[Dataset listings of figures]
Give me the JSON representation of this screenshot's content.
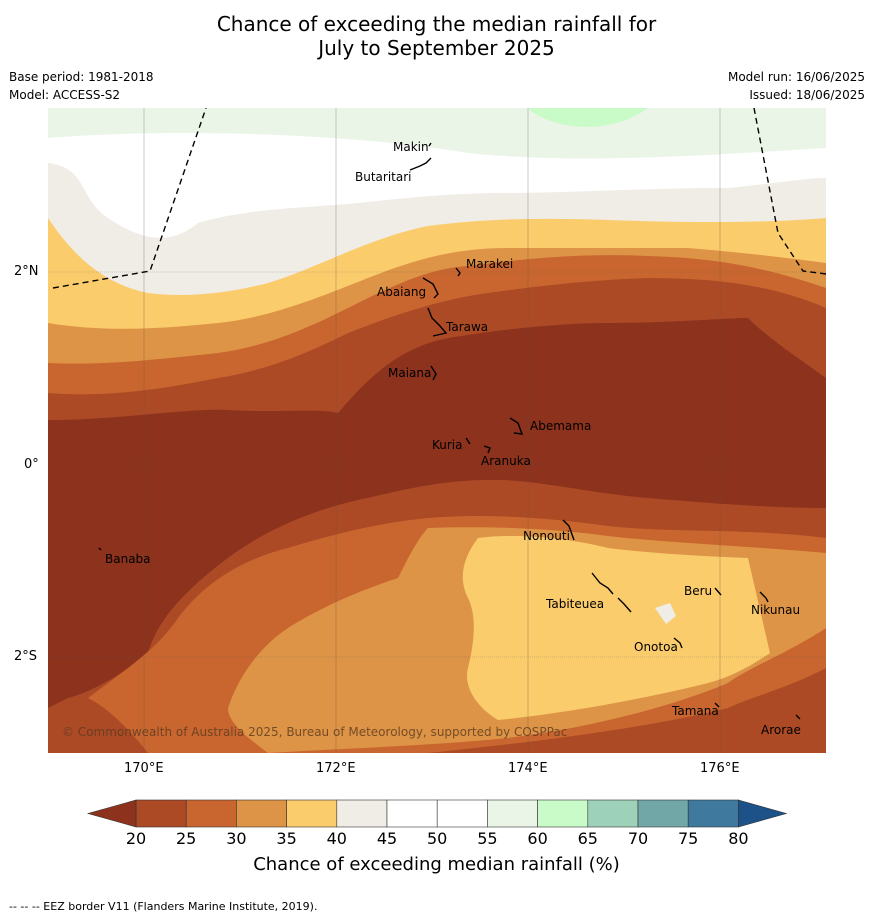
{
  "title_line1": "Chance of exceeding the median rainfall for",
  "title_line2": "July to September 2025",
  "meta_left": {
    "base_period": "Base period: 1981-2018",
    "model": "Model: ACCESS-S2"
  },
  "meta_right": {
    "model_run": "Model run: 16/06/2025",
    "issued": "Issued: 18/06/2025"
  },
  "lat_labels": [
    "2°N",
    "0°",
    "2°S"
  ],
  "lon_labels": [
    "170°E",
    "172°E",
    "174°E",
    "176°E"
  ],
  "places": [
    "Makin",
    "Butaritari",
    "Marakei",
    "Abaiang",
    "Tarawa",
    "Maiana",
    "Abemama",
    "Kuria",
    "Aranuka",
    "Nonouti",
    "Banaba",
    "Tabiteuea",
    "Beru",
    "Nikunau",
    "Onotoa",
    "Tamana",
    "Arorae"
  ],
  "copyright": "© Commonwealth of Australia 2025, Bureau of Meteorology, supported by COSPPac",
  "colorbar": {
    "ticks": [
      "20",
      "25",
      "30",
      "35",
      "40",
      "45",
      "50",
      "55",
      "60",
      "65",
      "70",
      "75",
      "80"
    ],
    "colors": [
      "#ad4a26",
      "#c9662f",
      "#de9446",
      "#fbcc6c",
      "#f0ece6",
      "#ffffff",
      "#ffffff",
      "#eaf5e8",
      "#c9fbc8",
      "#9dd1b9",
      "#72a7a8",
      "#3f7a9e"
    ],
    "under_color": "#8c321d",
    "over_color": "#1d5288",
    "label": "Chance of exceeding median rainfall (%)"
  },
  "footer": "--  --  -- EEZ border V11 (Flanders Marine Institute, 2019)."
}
...
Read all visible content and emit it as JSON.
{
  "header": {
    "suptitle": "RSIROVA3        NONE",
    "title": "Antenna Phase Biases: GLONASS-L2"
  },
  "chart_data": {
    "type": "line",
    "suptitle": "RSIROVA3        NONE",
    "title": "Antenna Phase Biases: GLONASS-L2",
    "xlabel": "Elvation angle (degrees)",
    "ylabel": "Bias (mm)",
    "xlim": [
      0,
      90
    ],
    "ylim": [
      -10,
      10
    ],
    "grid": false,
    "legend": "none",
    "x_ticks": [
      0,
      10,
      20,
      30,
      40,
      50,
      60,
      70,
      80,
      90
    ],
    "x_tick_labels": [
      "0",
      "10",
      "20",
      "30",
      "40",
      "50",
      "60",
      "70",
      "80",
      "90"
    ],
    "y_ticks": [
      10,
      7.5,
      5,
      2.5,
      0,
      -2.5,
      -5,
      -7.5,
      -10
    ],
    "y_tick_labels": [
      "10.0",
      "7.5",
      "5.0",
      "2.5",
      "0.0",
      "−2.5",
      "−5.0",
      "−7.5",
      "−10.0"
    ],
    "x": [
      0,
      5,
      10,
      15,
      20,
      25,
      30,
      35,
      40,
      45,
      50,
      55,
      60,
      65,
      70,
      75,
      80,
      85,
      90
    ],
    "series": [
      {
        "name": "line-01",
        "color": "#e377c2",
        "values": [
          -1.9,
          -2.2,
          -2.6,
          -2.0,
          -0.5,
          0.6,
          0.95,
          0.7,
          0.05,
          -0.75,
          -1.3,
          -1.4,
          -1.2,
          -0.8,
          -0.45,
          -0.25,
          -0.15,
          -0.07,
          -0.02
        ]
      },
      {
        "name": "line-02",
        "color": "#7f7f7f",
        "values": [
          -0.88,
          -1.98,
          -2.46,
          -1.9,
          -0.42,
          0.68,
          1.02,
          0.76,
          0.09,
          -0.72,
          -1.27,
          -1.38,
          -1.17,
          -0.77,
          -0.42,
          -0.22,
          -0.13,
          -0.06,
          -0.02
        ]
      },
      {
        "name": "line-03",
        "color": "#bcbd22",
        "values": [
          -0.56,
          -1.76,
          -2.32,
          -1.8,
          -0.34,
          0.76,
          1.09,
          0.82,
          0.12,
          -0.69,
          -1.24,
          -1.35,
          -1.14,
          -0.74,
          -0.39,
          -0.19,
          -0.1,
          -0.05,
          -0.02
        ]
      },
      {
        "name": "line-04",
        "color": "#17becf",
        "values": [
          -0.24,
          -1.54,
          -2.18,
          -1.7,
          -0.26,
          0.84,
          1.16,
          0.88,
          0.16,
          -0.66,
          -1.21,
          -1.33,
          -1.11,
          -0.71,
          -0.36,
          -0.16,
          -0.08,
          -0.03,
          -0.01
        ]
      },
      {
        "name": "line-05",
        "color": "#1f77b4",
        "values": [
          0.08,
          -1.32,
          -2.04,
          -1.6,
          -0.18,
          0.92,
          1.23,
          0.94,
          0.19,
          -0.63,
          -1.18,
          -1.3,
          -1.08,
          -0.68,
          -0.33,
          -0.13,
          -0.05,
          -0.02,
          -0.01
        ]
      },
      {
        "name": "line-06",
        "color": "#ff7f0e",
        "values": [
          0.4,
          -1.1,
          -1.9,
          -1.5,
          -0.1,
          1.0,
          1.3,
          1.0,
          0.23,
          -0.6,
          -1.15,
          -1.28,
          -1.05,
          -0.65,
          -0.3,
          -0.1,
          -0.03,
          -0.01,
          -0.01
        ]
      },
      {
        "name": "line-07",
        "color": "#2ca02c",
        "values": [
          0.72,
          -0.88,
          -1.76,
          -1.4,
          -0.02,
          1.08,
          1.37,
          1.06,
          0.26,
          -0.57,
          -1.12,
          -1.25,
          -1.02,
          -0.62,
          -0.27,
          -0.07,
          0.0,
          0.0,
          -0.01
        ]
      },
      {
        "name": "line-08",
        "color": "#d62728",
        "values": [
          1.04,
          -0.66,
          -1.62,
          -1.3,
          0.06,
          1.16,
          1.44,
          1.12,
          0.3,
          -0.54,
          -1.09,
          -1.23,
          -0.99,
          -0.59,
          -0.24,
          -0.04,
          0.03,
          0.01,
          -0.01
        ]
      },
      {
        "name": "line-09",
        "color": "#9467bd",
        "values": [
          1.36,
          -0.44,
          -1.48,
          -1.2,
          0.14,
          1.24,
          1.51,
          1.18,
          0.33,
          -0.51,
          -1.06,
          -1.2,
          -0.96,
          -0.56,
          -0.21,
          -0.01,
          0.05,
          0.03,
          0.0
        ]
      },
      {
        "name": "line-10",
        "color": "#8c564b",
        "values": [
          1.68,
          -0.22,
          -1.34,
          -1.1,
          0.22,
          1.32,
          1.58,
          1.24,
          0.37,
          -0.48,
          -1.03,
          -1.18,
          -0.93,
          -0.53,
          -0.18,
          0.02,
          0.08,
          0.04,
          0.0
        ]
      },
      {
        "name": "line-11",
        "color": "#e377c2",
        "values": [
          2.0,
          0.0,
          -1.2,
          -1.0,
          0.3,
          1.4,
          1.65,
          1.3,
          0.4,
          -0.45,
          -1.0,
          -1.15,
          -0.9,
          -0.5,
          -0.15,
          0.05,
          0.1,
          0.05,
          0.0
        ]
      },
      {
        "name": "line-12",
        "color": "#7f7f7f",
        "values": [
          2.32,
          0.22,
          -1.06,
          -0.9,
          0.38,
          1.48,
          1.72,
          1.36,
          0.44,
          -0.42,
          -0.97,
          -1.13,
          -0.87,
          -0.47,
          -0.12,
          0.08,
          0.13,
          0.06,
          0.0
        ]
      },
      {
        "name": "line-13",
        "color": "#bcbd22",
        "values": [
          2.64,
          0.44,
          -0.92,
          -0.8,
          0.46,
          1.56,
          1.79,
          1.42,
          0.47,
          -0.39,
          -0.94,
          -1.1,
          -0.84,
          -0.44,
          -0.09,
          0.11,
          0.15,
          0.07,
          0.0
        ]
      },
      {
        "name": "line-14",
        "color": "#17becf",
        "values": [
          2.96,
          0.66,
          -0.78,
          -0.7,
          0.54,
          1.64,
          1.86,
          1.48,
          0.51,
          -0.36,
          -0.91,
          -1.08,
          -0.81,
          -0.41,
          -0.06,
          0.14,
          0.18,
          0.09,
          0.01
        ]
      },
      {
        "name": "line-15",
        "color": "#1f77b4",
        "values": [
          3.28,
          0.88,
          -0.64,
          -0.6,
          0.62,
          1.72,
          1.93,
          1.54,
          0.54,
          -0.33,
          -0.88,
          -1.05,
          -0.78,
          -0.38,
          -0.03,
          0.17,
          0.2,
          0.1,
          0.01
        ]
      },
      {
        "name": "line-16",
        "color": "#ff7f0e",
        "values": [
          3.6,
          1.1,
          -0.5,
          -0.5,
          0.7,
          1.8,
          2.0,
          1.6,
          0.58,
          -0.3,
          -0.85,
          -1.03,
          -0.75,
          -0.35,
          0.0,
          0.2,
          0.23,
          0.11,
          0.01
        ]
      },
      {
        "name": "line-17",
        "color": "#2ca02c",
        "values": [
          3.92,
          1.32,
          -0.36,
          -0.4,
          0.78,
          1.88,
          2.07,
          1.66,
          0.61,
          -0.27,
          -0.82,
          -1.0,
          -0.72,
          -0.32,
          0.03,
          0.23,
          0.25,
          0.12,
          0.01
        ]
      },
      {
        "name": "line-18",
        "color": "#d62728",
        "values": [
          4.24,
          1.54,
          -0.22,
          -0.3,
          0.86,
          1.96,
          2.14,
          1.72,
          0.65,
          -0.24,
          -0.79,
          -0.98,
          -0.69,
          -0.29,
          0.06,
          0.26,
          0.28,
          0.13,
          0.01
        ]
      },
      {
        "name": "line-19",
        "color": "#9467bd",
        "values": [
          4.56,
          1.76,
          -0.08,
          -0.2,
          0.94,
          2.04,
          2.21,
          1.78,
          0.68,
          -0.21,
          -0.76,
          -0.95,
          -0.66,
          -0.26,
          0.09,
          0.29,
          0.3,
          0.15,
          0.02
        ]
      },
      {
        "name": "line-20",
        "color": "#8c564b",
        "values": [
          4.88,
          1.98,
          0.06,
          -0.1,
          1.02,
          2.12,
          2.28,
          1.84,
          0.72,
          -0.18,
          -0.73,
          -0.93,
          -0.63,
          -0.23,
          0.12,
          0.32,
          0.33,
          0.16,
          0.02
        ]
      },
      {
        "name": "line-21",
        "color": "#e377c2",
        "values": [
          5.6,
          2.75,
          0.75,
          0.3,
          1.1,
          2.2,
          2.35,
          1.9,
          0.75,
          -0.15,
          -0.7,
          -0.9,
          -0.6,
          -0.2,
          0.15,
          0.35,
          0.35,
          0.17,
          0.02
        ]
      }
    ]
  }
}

**Set task**.
Read through the entries and copy every line that includes "Model".

**Solved exercise**.
    "model": "Model: ACCESS-S2"
    "model_run": "Model run: 16/06/2025",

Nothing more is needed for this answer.